**WHAT YOU HAVE TO DO:** What follows is a listing; give it again exactly, in its entirety.

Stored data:
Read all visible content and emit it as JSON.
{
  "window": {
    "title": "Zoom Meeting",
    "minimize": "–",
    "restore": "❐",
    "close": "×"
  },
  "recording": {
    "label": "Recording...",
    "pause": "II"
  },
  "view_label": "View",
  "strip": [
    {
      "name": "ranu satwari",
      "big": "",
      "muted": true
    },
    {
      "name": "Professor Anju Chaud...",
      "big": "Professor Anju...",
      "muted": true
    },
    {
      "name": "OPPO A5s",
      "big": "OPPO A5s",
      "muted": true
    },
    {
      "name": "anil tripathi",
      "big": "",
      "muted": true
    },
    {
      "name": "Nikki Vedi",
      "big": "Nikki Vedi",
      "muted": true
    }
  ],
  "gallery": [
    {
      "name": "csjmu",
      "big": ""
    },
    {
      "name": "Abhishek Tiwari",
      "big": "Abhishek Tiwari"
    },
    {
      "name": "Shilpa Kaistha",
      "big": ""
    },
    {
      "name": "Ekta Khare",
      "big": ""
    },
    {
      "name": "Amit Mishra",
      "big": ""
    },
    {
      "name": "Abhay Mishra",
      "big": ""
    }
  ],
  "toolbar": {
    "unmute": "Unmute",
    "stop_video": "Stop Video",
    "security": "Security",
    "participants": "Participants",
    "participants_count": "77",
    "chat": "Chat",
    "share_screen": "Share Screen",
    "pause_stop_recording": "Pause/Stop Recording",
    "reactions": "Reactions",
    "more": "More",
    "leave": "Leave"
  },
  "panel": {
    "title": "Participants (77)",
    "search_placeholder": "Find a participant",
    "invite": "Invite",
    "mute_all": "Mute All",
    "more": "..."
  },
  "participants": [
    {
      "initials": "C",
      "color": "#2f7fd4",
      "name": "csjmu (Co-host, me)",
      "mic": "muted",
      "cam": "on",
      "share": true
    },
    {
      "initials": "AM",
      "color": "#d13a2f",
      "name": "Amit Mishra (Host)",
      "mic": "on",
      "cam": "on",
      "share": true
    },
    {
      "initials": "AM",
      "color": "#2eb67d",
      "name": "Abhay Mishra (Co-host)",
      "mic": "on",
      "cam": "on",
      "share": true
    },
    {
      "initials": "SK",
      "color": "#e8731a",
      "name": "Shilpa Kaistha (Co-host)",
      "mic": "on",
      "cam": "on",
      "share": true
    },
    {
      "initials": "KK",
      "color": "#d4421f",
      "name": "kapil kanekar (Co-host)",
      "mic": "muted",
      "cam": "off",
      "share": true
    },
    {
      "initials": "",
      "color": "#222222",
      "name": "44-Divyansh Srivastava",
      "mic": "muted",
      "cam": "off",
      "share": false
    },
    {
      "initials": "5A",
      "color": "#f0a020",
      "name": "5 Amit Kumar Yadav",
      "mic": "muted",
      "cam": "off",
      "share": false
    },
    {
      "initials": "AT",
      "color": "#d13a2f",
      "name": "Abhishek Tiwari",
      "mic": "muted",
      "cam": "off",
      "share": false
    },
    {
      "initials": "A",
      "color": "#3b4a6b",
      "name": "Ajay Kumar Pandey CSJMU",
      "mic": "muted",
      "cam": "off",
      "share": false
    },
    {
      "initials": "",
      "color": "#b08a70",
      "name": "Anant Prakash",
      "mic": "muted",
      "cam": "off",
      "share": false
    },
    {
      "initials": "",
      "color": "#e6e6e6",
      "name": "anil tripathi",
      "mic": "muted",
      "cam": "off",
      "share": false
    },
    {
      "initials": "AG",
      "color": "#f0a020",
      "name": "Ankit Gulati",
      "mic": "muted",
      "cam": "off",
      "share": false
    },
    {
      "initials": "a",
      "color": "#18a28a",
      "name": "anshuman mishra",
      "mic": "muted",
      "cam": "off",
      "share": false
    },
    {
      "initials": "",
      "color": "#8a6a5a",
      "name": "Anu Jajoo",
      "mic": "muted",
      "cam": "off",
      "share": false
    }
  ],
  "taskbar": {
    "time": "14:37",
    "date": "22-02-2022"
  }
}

**CORRECT RESPONSE:**
Read all visible content and emit it as JSON.
{
  "window": {
    "title": "Zoom Meeting",
    "minimize": "–",
    "restore": "❐",
    "close": "×"
  },
  "recording": {
    "label": "Recording...",
    "pause": "II"
  },
  "view_label": "View",
  "strip": [
    {
      "name": "ranu satwari",
      "big": "",
      "muted": true
    },
    {
      "name": "Professor Anju Chaud...",
      "big": "Professor Anju...",
      "muted": true
    },
    {
      "name": "OPPO A5s",
      "big": "OPPO A5s",
      "muted": true
    },
    {
      "name": "anil tripathi",
      "big": "",
      "muted": true
    },
    {
      "name": "Nikki Vedi",
      "big": "Nikki Vedi",
      "muted": true
    }
  ],
  "gallery": [
    {
      "name": "csjmu",
      "big": ""
    },
    {
      "name": "Abhishek Tiwari",
      "big": "Abhishek Tiwari"
    },
    {
      "name": "Shilpa Kaistha",
      "big": ""
    },
    {
      "name": "Ekta Khare",
      "big": ""
    },
    {
      "name": "Amit Mishra",
      "big": ""
    },
    {
      "name": "Abhay Mishra",
      "big": ""
    }
  ],
  "toolbar": {
    "unmute": "Unmute",
    "stop_video": "Stop Video",
    "security": "Security",
    "participants": "Participants",
    "participants_count": "77",
    "chat": "Chat",
    "share_screen": "Share Screen",
    "pause_stop_recording": "Pause/Stop Recording",
    "reactions": "Reactions",
    "more": "More",
    "leave": "Leave"
  },
  "panel": {
    "title": "Participants (77)",
    "search_placeholder": "Find a participant",
    "invite": "Invite",
    "mute_all": "Mute All",
    "more": "..."
  },
  "participants": [
    {
      "initials": "C",
      "color": "#2f7fd4",
      "name": "csjmu (Co-host, me)",
      "mic": "muted",
      "cam": "on",
      "share": true
    },
    {
      "initials": "AM",
      "color": "#d13a2f",
      "name": "Amit Mishra (Host)",
      "mic": "on",
      "cam": "on",
      "share": true
    },
    {
      "initials": "AM",
      "color": "#2eb67d",
      "name": "Abhay Mishra (Co-host)",
      "mic": "on",
      "cam": "on",
      "share": true
    },
    {
      "initials": "SK",
      "color": "#e8731a",
      "name": "Shilpa Kaistha (Co-host)",
      "mic": "on",
      "cam": "on",
      "share": true
    },
    {
      "initials": "KK",
      "color": "#d4421f",
      "name": "kapil kanekar (Co-host)",
      "mic": "muted",
      "cam": "off",
      "share": true
    },
    {
      "initials": "",
      "color": "#222222",
      "name": "44-Divyansh Srivastava",
      "mic": "muted",
      "cam": "off",
      "share": false
    },
    {
      "initials": "5A",
      "color": "#f0a020",
      "name": "5 Amit Kumar Yadav",
      "mic": "muted",
      "cam": "off",
      "share": false
    },
    {
      "initials": "AT",
      "color": "#d13a2f",
      "name": "Abhishek Tiwari",
      "mic": "muted",
      "cam": "off",
      "share": false
    },
    {
      "initials": "A",
      "color": "#3b4a6b",
      "name": "Ajay Kumar Pandey CSJMU",
      "mic": "muted",
      "cam": "off",
      "share": false
    },
    {
      "initials": "",
      "color": "#b08a70",
      "name": "Anant Prakash",
      "mic": "muted",
      "cam": "off",
      "share": false
    },
    {
      "initials": "",
      "color": "#e6e6e6",
      "name": "anil tripathi",
      "mic": "muted",
      "cam": "off",
      "share": false
    },
    {
      "initials": "AG",
      "color": "#f0a020",
      "name": "Ankit Gulati",
      "mic": "muted",
      "cam": "off",
      "share": false
    },
    {
      "initials": "a",
      "color": "#18a28a",
      "name": "anshuman mishra",
      "mic": "muted",
      "cam": "off",
      "share": false
    },
    {
      "initials": "",
      "color": "#8a6a5a",
      "name": "Anu Jajoo",
      "mic": "muted",
      "cam": "off",
      "share": false
    }
  ],
  "taskbar": {
    "time": "14:37",
    "date": "22-02-2022"
  }
}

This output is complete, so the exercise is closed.